The exercise
Among the records below, find each line that includes the string "Underlying" and copy it.

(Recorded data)

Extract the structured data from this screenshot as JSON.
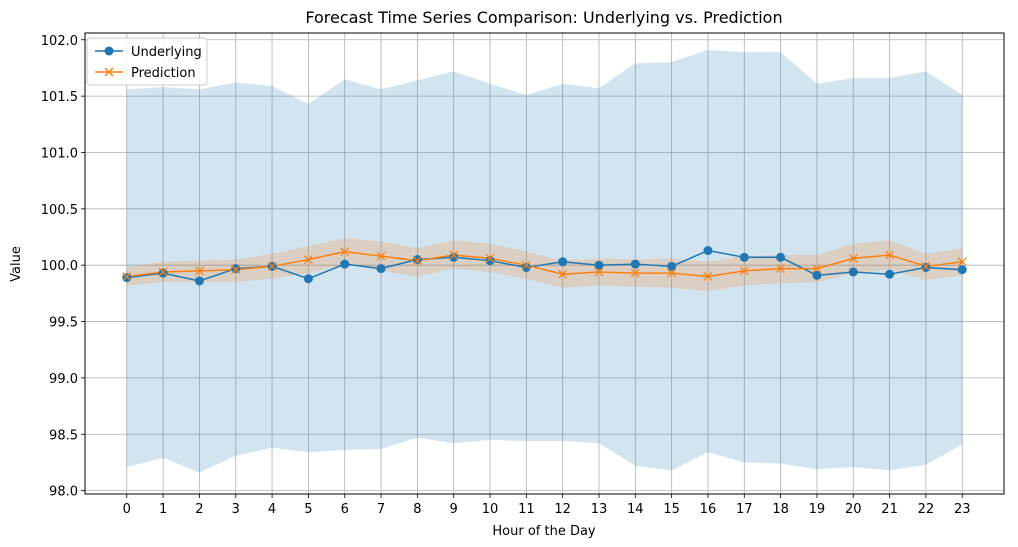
{
  "chart_data": {
    "type": "line",
    "title": "Forecast Time Series Comparison: Underlying vs. Prediction",
    "xlabel": "Hour of the Day",
    "ylabel": "Value",
    "x": [
      0,
      1,
      2,
      3,
      4,
      5,
      6,
      7,
      8,
      9,
      10,
      11,
      12,
      13,
      14,
      15,
      16,
      17,
      18,
      19,
      20,
      21,
      22,
      23
    ],
    "xlim": [
      -1.15,
      24.15
    ],
    "ylim": [
      97.97,
      102.06
    ],
    "yticks": [
      98.0,
      98.5,
      99.0,
      99.5,
      100.0,
      100.5,
      101.0,
      101.5,
      102.0
    ],
    "ytick_labels": [
      "98.0",
      "98.5",
      "99.0",
      "99.5",
      "100.0",
      "100.5",
      "101.0",
      "101.5",
      "102.0"
    ],
    "grid": true,
    "legend_position": "top-left",
    "series": [
      {
        "name": "Underlying",
        "color": "#1f77b4",
        "marker": "circle",
        "values": [
          99.89,
          99.93,
          99.86,
          99.97,
          99.99,
          99.88,
          100.01,
          99.97,
          100.05,
          100.07,
          100.04,
          99.98,
          100.03,
          100.0,
          100.01,
          99.99,
          100.13,
          100.07,
          100.07,
          99.91,
          99.94,
          99.92,
          99.98,
          99.96
        ],
        "band_upper": [
          101.56,
          101.58,
          101.56,
          101.62,
          101.59,
          101.43,
          101.65,
          101.56,
          101.64,
          101.72,
          101.61,
          101.51,
          101.61,
          101.57,
          101.79,
          101.8,
          101.91,
          101.89,
          101.89,
          101.61,
          101.66,
          101.66,
          101.72,
          101.51
        ],
        "band_lower": [
          98.21,
          98.29,
          98.16,
          98.31,
          98.38,
          98.34,
          98.36,
          98.37,
          98.47,
          98.42,
          98.45,
          98.44,
          98.44,
          98.42,
          98.22,
          98.18,
          98.34,
          98.25,
          98.24,
          98.19,
          98.21,
          98.18,
          98.23,
          98.41
        ],
        "band_color": "#1f77b4"
      },
      {
        "name": "Prediction",
        "color": "#ff7f0e",
        "marker": "x",
        "values": [
          99.9,
          99.94,
          99.95,
          99.96,
          99.99,
          100.05,
          100.12,
          100.08,
          100.04,
          100.09,
          100.06,
          100.0,
          99.92,
          99.94,
          99.93,
          99.93,
          99.9,
          99.95,
          99.97,
          99.97,
          100.06,
          100.09,
          99.99,
          100.03
        ],
        "band_upper": [
          99.98,
          100.03,
          100.04,
          100.05,
          100.1,
          100.17,
          100.24,
          100.21,
          100.15,
          100.22,
          100.19,
          100.12,
          100.04,
          100.06,
          100.05,
          100.06,
          100.03,
          100.08,
          100.09,
          100.09,
          100.19,
          100.22,
          100.1,
          100.15
        ],
        "band_lower": [
          99.82,
          99.85,
          99.85,
          99.85,
          99.88,
          99.93,
          100.01,
          99.95,
          99.9,
          99.97,
          99.94,
          99.88,
          99.8,
          99.82,
          99.81,
          99.8,
          99.77,
          99.82,
          99.84,
          99.85,
          99.93,
          99.96,
          99.87,
          99.91
        ],
        "band_color": "#ff7f0e"
      }
    ]
  }
}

Solution to the problem
    "title": "Forecast Time Series Comparison: Underlying vs. Prediction",
        "name": "Underlying",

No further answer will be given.